TO BE DONE: Every line below that contains "emissions" is to be copied.

MATERIAL FOR THIS TASK:
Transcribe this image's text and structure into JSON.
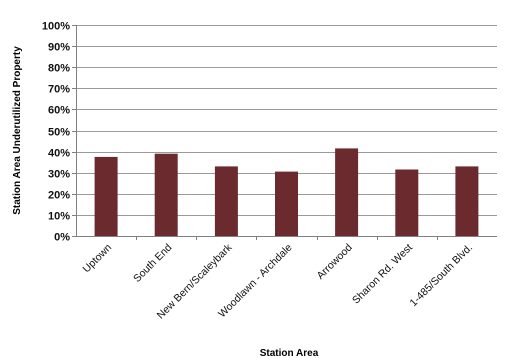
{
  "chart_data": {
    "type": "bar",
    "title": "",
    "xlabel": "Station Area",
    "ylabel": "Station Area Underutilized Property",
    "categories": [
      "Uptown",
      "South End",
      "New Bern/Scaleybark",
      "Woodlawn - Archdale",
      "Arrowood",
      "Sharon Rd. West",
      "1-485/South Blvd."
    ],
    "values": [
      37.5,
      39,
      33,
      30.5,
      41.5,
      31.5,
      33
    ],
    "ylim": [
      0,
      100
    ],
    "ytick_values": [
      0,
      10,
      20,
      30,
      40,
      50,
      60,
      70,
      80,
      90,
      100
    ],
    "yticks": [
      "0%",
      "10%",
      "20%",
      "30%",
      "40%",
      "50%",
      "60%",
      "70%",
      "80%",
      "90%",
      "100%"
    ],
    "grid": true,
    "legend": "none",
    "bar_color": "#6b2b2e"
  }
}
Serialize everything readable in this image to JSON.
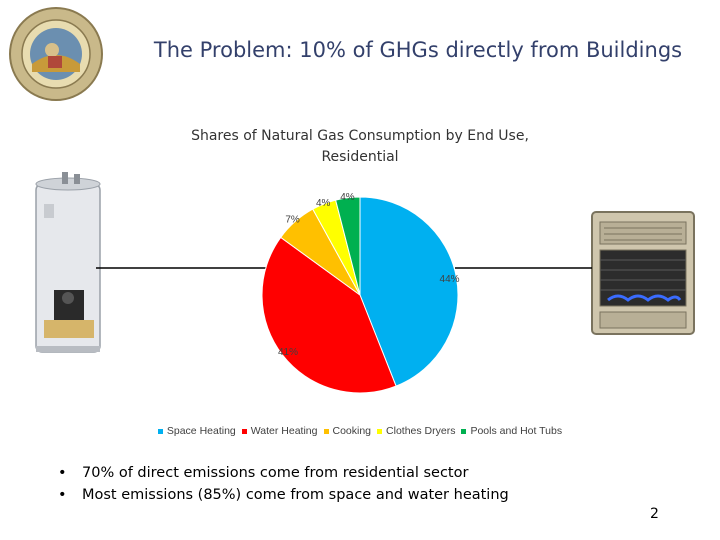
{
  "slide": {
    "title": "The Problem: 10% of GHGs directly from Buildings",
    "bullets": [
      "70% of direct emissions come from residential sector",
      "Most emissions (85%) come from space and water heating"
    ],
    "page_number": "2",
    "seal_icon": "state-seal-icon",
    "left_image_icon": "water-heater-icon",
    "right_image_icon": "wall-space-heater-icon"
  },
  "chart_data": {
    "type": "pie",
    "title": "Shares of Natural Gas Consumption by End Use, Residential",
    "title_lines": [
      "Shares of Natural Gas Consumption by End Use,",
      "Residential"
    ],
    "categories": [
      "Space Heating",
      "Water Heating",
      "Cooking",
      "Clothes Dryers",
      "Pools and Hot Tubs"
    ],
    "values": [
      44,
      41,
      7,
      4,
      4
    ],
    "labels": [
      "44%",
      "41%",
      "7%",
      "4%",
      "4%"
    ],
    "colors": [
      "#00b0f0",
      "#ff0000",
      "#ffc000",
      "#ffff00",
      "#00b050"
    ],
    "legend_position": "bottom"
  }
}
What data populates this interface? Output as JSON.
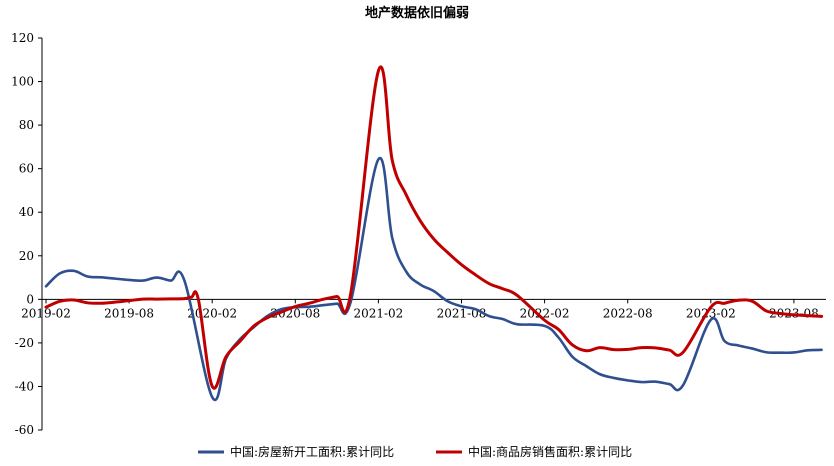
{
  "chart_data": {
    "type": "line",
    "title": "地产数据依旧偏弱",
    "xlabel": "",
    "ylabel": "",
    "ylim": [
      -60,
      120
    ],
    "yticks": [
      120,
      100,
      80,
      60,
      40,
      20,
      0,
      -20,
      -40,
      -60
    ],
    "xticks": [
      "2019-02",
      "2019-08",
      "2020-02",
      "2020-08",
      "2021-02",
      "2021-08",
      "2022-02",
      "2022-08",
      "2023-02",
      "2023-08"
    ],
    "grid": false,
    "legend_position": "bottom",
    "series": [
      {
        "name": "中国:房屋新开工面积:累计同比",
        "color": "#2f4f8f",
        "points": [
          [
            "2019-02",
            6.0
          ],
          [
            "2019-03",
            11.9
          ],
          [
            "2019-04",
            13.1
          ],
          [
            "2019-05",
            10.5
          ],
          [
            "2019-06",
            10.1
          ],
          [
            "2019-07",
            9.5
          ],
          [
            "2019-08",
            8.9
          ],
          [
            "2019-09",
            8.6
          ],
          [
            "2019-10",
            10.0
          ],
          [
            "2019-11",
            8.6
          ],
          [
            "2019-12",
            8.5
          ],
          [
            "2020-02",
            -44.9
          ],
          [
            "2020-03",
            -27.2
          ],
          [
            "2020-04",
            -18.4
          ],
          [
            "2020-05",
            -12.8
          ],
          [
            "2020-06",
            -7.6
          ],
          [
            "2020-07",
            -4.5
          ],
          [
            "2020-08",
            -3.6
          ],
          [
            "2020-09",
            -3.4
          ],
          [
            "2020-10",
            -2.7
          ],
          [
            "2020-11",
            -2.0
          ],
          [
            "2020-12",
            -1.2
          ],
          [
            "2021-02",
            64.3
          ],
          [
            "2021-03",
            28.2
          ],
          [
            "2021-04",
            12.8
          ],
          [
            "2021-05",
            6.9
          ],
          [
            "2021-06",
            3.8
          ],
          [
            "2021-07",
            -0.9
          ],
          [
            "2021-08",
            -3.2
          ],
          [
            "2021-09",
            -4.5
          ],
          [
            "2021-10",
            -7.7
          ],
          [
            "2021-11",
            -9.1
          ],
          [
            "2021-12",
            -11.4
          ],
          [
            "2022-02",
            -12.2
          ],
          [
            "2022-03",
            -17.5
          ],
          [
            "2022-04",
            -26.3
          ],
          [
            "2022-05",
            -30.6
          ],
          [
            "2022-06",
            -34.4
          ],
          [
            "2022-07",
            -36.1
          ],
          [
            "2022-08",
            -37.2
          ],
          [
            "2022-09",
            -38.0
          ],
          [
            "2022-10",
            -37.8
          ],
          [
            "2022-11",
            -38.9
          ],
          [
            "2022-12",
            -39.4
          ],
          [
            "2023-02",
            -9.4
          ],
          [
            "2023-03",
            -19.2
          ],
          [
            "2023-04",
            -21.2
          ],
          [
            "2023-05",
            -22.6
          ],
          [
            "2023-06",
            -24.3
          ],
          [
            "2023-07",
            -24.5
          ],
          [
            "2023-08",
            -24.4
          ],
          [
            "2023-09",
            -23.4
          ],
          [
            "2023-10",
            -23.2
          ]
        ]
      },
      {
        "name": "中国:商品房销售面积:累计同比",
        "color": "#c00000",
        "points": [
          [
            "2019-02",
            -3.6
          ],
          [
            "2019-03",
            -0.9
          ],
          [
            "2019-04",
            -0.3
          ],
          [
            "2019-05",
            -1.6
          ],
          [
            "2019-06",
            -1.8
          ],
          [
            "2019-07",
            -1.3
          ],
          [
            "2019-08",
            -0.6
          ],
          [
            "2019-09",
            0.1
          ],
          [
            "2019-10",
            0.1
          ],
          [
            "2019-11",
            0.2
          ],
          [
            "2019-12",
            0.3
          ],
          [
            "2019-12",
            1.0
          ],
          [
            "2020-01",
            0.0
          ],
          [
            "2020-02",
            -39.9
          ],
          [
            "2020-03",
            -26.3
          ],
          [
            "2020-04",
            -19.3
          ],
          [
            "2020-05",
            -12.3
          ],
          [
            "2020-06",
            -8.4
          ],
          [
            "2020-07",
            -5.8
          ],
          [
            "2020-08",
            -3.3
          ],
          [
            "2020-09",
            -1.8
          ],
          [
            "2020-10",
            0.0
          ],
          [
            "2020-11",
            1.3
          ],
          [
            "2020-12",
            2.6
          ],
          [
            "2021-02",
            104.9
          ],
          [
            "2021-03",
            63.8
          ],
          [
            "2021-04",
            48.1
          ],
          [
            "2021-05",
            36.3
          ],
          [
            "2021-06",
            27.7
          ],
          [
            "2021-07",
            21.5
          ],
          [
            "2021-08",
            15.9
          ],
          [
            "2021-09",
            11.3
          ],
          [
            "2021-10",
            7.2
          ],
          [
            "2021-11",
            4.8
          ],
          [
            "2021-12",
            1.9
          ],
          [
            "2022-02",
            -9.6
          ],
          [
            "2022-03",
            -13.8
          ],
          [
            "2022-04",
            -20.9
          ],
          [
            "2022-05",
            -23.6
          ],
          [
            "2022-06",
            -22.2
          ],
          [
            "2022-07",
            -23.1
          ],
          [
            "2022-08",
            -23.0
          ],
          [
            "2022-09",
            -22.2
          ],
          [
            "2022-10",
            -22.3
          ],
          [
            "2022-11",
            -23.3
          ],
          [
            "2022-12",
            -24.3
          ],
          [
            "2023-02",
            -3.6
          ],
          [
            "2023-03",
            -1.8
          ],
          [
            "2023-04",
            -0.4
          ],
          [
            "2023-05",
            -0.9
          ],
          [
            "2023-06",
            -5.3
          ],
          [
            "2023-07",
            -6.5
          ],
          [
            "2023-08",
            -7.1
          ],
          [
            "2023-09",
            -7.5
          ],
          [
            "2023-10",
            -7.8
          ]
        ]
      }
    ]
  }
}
---
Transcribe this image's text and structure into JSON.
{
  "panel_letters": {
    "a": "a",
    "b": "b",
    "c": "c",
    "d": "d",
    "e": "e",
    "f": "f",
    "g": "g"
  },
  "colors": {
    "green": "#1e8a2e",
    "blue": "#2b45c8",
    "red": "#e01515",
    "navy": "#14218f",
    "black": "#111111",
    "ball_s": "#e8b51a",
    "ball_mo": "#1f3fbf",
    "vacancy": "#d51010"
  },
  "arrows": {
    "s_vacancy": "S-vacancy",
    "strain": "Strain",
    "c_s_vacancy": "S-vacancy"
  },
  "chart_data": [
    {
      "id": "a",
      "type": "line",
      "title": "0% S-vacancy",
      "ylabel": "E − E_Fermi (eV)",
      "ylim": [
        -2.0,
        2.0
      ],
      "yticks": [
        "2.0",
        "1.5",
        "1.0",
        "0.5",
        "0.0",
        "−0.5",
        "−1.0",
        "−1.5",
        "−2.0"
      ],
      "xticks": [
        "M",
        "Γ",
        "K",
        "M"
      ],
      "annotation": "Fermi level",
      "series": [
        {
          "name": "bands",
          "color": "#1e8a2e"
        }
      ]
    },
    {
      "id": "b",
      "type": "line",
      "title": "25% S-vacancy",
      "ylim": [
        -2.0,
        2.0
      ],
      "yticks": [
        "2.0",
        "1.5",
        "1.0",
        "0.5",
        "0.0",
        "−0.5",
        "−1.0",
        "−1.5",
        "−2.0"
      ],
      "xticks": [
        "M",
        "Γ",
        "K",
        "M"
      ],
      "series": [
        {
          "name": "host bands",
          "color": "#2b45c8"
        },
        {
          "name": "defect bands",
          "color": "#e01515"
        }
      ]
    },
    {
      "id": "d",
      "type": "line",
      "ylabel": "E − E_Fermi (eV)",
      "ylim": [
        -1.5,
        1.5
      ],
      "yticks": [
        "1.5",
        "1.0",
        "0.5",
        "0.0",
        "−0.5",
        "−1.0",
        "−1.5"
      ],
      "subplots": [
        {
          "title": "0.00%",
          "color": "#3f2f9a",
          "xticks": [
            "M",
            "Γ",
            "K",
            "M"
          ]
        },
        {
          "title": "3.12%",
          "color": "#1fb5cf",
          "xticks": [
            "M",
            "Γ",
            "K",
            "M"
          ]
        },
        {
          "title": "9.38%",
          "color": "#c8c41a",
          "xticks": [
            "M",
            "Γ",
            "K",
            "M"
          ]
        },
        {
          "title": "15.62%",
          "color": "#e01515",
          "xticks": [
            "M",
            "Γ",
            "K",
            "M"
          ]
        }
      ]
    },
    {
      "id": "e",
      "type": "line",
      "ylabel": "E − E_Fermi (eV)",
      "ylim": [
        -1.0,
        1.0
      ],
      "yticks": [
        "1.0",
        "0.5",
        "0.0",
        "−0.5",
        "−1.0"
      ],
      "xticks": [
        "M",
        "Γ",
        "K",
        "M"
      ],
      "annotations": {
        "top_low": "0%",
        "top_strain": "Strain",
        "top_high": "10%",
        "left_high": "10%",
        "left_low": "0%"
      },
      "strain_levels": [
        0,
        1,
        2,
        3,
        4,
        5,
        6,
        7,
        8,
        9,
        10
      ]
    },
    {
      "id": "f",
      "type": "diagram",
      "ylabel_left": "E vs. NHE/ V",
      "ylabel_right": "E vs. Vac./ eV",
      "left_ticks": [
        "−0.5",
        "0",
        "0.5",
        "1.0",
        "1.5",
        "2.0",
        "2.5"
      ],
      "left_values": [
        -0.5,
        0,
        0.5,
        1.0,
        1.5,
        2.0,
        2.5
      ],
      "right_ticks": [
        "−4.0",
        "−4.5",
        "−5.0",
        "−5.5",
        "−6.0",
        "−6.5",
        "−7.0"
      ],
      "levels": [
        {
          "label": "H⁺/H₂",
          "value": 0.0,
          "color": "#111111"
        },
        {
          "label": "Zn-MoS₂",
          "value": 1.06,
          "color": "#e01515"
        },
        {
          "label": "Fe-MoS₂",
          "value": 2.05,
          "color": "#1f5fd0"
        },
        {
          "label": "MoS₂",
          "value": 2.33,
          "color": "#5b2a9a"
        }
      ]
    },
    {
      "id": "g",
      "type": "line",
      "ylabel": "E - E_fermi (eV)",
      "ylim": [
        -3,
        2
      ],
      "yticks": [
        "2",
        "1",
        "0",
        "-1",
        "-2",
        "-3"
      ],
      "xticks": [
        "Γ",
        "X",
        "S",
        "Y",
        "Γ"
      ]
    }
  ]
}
* * *
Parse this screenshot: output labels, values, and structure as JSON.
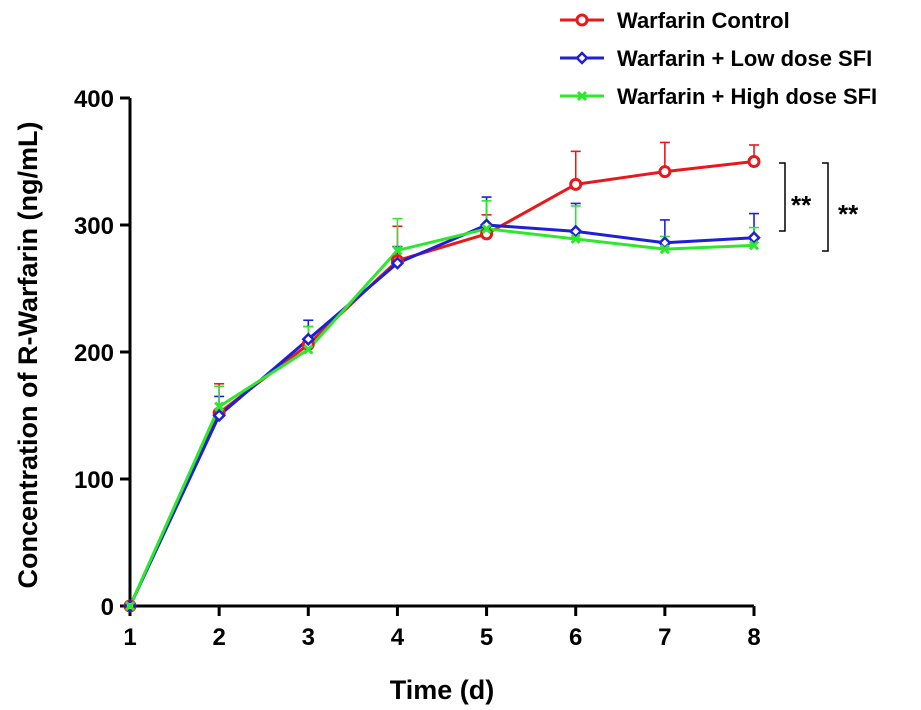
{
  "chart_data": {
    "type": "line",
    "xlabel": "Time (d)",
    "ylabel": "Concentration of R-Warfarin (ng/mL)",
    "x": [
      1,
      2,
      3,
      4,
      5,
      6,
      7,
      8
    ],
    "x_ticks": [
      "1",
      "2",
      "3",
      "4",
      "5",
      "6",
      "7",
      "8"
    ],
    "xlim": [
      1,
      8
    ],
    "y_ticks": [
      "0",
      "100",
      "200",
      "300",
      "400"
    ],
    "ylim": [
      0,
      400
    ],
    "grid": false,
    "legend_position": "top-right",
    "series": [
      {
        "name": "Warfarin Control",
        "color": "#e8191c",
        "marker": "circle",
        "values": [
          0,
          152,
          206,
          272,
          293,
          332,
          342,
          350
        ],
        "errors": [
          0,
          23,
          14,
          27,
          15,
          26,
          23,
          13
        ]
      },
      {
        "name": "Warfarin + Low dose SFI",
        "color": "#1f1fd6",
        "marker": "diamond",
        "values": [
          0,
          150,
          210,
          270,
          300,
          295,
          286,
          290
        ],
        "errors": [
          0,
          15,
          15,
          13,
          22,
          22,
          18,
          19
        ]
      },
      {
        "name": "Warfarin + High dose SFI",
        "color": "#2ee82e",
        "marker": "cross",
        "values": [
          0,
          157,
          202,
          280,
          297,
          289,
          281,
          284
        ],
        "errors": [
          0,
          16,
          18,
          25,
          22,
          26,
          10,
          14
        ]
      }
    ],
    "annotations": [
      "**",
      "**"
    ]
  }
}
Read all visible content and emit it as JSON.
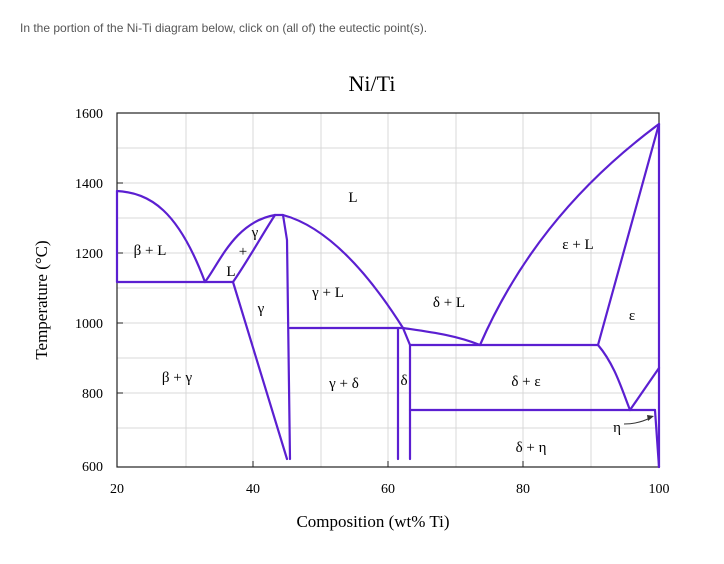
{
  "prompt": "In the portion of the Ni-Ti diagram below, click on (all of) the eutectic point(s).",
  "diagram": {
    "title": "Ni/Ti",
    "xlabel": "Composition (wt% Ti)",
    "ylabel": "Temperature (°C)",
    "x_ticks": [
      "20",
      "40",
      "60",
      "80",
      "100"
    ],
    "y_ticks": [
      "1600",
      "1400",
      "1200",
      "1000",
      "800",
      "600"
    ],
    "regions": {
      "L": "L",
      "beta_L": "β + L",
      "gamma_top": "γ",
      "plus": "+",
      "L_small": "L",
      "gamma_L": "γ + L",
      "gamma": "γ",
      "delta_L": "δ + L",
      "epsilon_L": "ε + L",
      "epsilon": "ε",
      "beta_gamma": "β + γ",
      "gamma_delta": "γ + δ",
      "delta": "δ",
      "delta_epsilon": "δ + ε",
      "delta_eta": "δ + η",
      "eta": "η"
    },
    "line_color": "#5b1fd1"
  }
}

RESULT:
      "70% of direct emissions come from residential sector",
      "Most emissions (85%) come from space and water heating"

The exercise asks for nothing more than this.